Переведите на английский язык предложение из текста о взглядах Бенда на интеллектуалов: «Главные духовные ценности, согласно Бенда, – справедливость, истина и разум, которые характеризуются такими качествами, как неизменность, бескорыстие и рациональность».

------ ПРИВЕДЁННЫЙ ТЕКСТ

Бенда убежден: мир ни при каких условиях не должен забывать о вечных духовных ценностях, или идеалах, и потому ему нужны интеллектуалы – люди, не преследующие практических целей и видящие свою задачу в сохранении этих идеалов, в проповедовании их и в удержании их на присущей им высоте. Главные духовные ценности, согласно Бенда, – справедливость, истина и разум, которые характеризуются такими качествами, как неизменность, бескорыстие и рациональность. Конечно, Бенда понимал, что государство не может строиться и сохраняться на основе только этих ценностей, что мудрые политики должны руководствоваться правильно понимаемым реализмом и их действия не всегда определяются требованиями справедливости или морали. Но зло, которое служит политике, не перестает оставаться злом – это признавал еще Макиавелли, учивший, что искусство политики состоит в том, чтобы представлять зло как благо.

Фальсификация высших ценностей и их подмена существовали всегда, но служащие истине интеллектуалы неустанно поддерживали в человечестве веру в идеалы и тем самым сохраняли моральное основание общества. К началу 20-х годов XX века, считает Бенда, ситуация коренным образом изменилась: во Франции, констатирует он, наступает закат духовности. Причину этого явления он видит в том, что мир захлестнули три прежде не достигавшие такого распространения страсти – политическая, классовая и национальная. Политическая партия, класс или нация – и приверженность своей партии, своему классу или своей нации – провозглашаются теперь в обществе высшими ценностями, и большинство интеллектуалов жертвуют культом всеобщих идеалов ради интересов страны или партии, все более и более погружаясь в практический и материальный мир политических страстей.

------------
------ ИСХОДНЫЕ ДАННЫЕ

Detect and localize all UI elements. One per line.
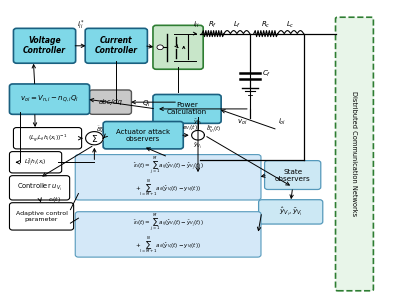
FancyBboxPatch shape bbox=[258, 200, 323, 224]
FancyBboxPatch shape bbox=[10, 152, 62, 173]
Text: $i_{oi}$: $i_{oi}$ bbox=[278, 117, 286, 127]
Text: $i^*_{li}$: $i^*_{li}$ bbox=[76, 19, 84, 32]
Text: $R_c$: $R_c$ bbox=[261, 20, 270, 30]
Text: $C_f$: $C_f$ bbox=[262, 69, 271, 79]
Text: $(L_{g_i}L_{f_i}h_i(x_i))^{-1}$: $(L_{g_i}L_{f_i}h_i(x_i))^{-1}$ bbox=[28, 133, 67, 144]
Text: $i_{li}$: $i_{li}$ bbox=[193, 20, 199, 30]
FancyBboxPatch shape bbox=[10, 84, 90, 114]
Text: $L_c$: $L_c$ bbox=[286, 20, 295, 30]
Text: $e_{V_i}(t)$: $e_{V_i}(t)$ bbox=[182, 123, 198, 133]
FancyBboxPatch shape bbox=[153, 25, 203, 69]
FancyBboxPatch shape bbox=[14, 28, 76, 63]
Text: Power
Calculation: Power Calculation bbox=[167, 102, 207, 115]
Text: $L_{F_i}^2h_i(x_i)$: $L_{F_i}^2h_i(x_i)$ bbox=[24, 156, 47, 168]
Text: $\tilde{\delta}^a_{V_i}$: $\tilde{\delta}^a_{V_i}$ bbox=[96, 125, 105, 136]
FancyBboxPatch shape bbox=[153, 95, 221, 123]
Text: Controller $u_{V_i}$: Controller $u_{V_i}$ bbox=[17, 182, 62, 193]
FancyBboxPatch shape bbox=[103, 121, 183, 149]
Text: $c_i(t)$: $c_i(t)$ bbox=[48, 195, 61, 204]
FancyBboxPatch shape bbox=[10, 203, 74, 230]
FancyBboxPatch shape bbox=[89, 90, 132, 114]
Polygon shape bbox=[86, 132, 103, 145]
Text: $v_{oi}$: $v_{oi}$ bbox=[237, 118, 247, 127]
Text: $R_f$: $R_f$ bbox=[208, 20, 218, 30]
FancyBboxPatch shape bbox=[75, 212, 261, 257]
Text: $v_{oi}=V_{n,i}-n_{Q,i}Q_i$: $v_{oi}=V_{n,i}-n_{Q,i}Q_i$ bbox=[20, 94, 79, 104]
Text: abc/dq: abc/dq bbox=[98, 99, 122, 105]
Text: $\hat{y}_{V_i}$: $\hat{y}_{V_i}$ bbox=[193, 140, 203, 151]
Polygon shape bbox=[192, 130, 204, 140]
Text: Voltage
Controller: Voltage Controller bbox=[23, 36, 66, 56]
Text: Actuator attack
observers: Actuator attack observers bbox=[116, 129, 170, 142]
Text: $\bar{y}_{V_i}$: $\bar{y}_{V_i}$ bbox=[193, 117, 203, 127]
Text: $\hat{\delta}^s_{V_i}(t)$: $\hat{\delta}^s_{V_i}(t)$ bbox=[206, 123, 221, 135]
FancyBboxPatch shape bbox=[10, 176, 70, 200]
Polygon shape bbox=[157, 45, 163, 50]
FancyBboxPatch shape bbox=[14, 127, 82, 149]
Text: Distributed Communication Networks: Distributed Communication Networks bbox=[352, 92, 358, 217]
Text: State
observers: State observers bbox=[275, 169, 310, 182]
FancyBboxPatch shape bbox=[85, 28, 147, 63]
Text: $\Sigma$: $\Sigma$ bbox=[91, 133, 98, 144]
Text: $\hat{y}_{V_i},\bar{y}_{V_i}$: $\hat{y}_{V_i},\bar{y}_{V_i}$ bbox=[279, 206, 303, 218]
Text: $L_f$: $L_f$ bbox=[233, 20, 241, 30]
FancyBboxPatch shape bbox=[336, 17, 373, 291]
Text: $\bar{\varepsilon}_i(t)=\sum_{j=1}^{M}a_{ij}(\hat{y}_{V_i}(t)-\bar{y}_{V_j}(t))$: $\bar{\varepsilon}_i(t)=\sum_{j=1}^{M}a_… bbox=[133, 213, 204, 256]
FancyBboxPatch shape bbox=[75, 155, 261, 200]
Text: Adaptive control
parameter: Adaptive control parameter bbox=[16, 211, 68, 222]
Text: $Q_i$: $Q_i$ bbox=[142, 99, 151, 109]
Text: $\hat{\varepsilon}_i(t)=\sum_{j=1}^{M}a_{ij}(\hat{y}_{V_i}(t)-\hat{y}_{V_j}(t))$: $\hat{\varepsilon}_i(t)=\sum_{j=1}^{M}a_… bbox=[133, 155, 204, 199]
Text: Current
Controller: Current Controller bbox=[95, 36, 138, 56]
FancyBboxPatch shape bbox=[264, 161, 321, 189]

------------

** РЕШЕНИЕ ЗАДАНИЯ **
The main spiritual values, according to Benda, are justice, truth and reason, which are characterized by such qualities as immutability, disinterestedness and rationality.